_REQUEST_.
Find each line in the following listing that has the string "içinde", then state the count and nothing else.

_DATA SHOWN_.
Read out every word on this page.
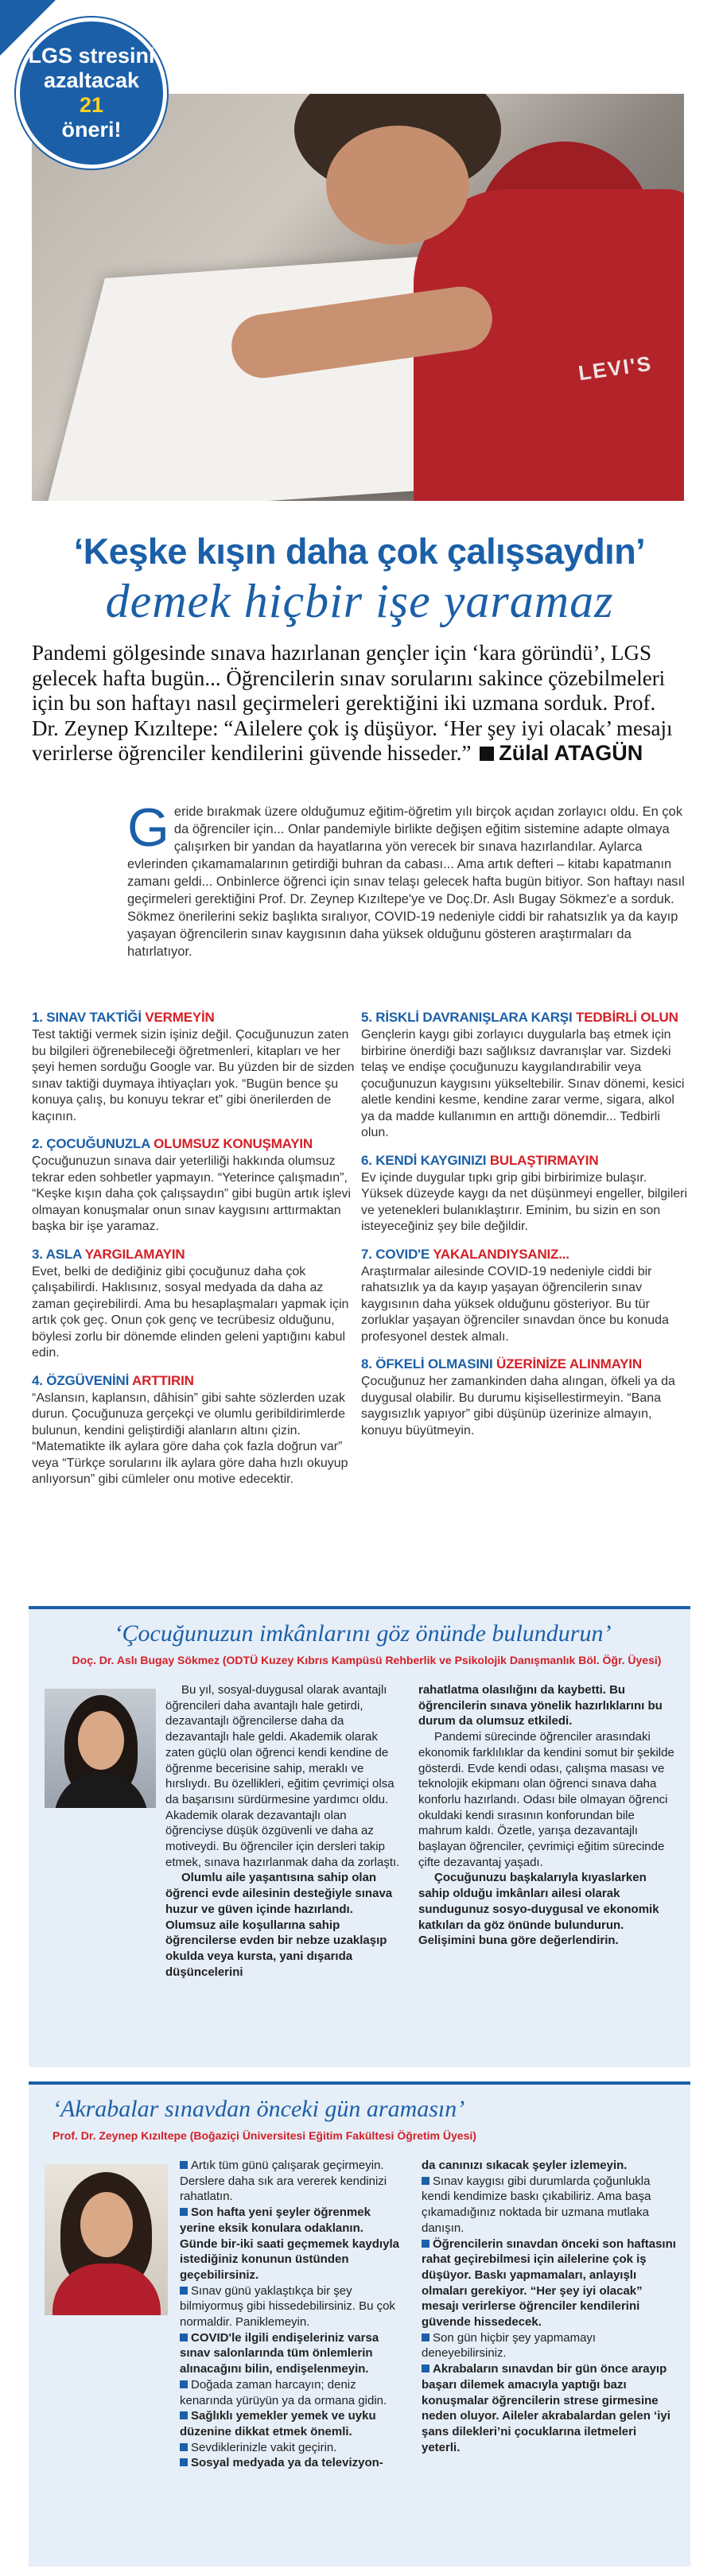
LGS stresini
azaltacak
21
öneri!
LEVI'S
‘Keşke kışın daha çok çalışsaydın’
demek hiçbir işe yaramaz
Pandemi gölgesinde sınava hazırlanan gençler için ‘kara göründü’, LGS gelecek hafta bugün... Öğrencilerin sınav sorularını sakince çözebilmeleri için bu son haftayı nasıl geçirmeleri gerektiğini iki uzmana sorduk. Prof. Dr. Zeynep Kızıltepe: “Ailelere çok iş düşüyor. ‘Her şey iyi olacak’ mesajı verirlerse öğrenciler kendilerini güvende hisseder.” Zülal ATAGÜN
Geride bırakmak üzere olduğumuz eğitim-öğretim yılı birçok açıdan zorlayıcı oldu. En çok da öğrenciler için... Onlar pandemiyle birlikte değişen eğitim sistemine adapte olmaya çalışırken bir yandan da hayatlarına yön verecek bir sınava hazırlandılar. Aylarca evlerinden çıkamamalarının getirdiği buhran da cabası... Ama artık defteri – kitabı kapatmanın zamanı geldi... Onbinlerce öğrenci için sınav telaşı gelecek hafta bugün bitiyor. Son haftayı nasıl geçirmeleri gerektiğini Prof. Dr. Zeynep Kızıltepe'ye ve Doç.Dr. Aslı Bugay Sökmez'e a sorduk. Sökmez önerilerini sekiz başlıkta sıralıyor, COVID-19 nedeniyle ciddi bir rahatsızlık ya da kayıp yaşayan öğrencilerin sınav kaygısının daha yüksek olduğunu gösteren araştırmaları da hatırlatıyor.
1. SINAV TAKTİĞİ VERMEYİN

Test taktiği vermek sizin işiniz değil. Çocuğunuzun zaten bu bilgileri öğrenebileceği öğretmenleri, kitapları ve her şeyi hemen sorduğu Google var. Bu yüzden bir de sizden sınav taktiği duymaya ihtiyaçları yok. “Bugün bence şu konuya çalış, bu konuyu tekrar et” gibi önerilerden de kaçının.

2. ÇOCUĞUNUZLA OLUMSUZ KONUŞMAYIN

Çocuğunuzun sınava dair yeterliliği hakkında olumsuz tekrar eden sohbetler yapmayın. “Yeterince çalışmadın”, “Keşke kışın daha çok çalışsaydın” gibi bugün artık işlevi olmayan konuşmalar onun sınav kaygısını arttırmaktan başka bir işe yaramaz.

3. ASLA YARGILAMAYIN

Evet, belki de dediğiniz gibi çocuğunuz daha çok çalışabilirdi. Haklısınız, sosyal medyada da daha az zaman geçirebilirdi. Ama bu hesaplaşmaları yapmak için artık çok geç. Onun çok genç ve tecrübesiz olduğunu, böylesi zorlu bir dönemde elinden geleni yaptığını kabul edin.

4. ÖZGÜVENİNİ ARTTIRIN

“Aslansın, kaplansın, dâhisin” gibi sahte sözlerden uzak durun. Çocuğunuza gerçekçi ve olumlu geribildirimlerde bulunun, kendini geliştirdiği alanların altını çizin. “Matematikte ilk aylara göre daha çok fazla doğrun var” veya “Türkçe sorularını ilk aylara göre daha hızlı okuyup anlıyorsun” gibi cümleler onu motive edecektir.

5. RİSKLİ DAVRANIŞLARA KARŞI TEDBİRLİ OLUN

Gençlerin kaygı gibi zorlayıcı duygularla baş etmek için birbirine önerdiği bazı sağlıksız davranışlar var. Sizdeki telaş ve endişe çocuğunuzu kaygılandırabilir veya çocuğunuzun kaygısını yükseltebilir. Sınav dönemi, kesici aletle kendini kesme, kendine zarar verme, sigara, alkol ya da madde kullanımın en arttığı dönemdir... Tedbirli olun.

6. KENDİ KAYGINIZI BULAŞTIRMAYIN

Ev içinde duygular tıpkı grip gibi birbirimize bulaşır. Yüksek düzeyde kaygı da net düşünmeyi engeller, bilgileri ve yetenekleri bulanıklaştırır. Eminim, bu sizin en son isteyeceğiniz şey bile değildir.

7. COVID'E YAKALANDIYSANIZ...

Araştırmalar ailesinde COVID-19 nedeniyle ciddi bir rahatsızlık ya da kayıp yaşayan öğrencilerin sınav kaygısının daha yüksek olduğunu gösteriyor. Bu tür zorluklar yaşayan öğrenciler sınavdan önce bu konuda profesyonel destek almalı.

8. ÖFKELİ OLMASINI ÜZERİNİZE ALINMAYIN

Çocuğunuz her zamankinden daha alıngan, öfkeli ya da duygusal olabilir. Bu durumu kişisellestirmeyin. “Bana saygısızlık yapıyor” gibi düşünüp üzerinize almayın, konuyu büyütmeyin.

‘Çocuğunuzun imkânlarını göz önünde bulundurun’
Doç. Dr. Aslı Bugay Sökmez (ODTÜ Kuzey Kıbrıs Kampüsü Rehberlik ve Psikolojik Danışmanlık Böl. Öğr. Üyesi)
Bu yıl, sosyal-duygusal olarak avantajlı öğrencileri daha avantajlı hale getirdi, dezavantajlı öğrencilerse daha da dezavantajlı hale geldi. Akademik olarak zaten güçlü olan öğrenci kendi kendine de öğrenme becerisine sahip, meraklı ve hırslıydı. Bu özellikleri, eğitim çevrimiçi olsa da başarısını sürdürmesine yardımcı oldu. Akademik olarak dezavantajlı olan öğrenciyse düşük özgüvenli ve daha az motiveydi. Bu öğrenciler için dersleri takip etmek, sınava hazırlanmak daha da zorlaştı.
Olumlu aile yaşantısına sahip olan öğrenci evde ailesinin desteğiyle sınava huzur ve güven içinde hazırlandı. Olumsuz aile koşullarına sahip öğrencilerse evden bir nebze uzaklaşıp okulda veya kursta, yani dışarıda düşüncelerini
rahatlatma olasılığını da kaybetti. Bu öğrencilerin sınava yönelik hazırlıklarını bu durum da olumsuz etkiledi.
Pandemi sürecinde öğrenciler arasındaki ekonomik farklılıklar da kendini somut bir şekilde gösterdi. Evde kendi odası, çalışma masası ve teknolojik ekipmanı olan öğrenci sınava daha konforlu hazırlandı. Odası bile olmayan öğrenci okuldaki kendi sırasının konforundan bile mahrum kaldı. Özetle, yarışa dezavantajlı başlayan öğrenciler, çevrimiçi eğitim sürecinde çifte dezavantaj yaşadı.
Çocuğunuzu başkalarıyla kıyaslarken sahip olduğu imkânları ailesi olarak sundugunuz sosyo-duygusal ve ekonomik katkıları da göz önünde bulundurun. Gelişimini buna göre değerlendirin.
‘Akrabalar sınavdan önceki gün aramasın’
Prof. Dr. Zeynep Kızıltepe (Boğaziçi Üniversitesi Eğitim Fakültesi Öğretim Üyesi)
Artık tüm günü çalışarak geçirmeyin. Derslere daha sık ara vererek kendinizi rahatlatın.
Son hafta yeni şeyler öğrenmek yerine eksik konulara odaklanın. Günde bir-iki saati geçmemek kaydıyla istediğiniz konunun üstünden geçebilirsiniz.
Sınav günü yaklaştıkça bir şey bilmiyormuş gibi hissedebilirsiniz. Bu çok normaldir. Paniklemeyin.
COVID'le ilgili endişeleriniz varsa sınav salonlarında tüm önlemlerin alınacağını bilin, endişelenmeyin.
Doğada zaman harcayın; deniz kenarında yürüyün ya da ormana gidin.
Sağlıklı yemekler yemek ve uyku düzenine dikkat etmek önemli.
Sevdiklerinizle vakit geçirin.
Sosyal medyada ya da televizyon-
da canınızı sıkacak şeyler izlemeyin.
Sınav kaygısı gibi durumlarda çoğunlukla kendi kendimize baskı çıkabiliriz. Ama başa çıkamadığınız noktada bir uzmana mutlaka danışın.
Öğrencilerin sınavdan önceki son haftasını rahat geçirebilmesi için ailelerine çok iş düşüyor. Baskı yapmamaları, anlayışlı olmaları gerekiyor. “Her şey iyi olacak” mesajı verirlerse öğrenciler kendilerini güvende hissedecek.
Son gün hiçbir şey yapmamayı deneyebilirsiniz.
Akrabaların sınavdan bir gün önce arayıp başarı dilemek amacıyla yaptığı bazı konuşmalar öğrencilerin strese girmesine neden oluyor. Aileler akrabalardan gelen ‘iyi şans dilekleri’ni çocuklarına iletmeleri yeterli.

_FINAL RESULT_.
2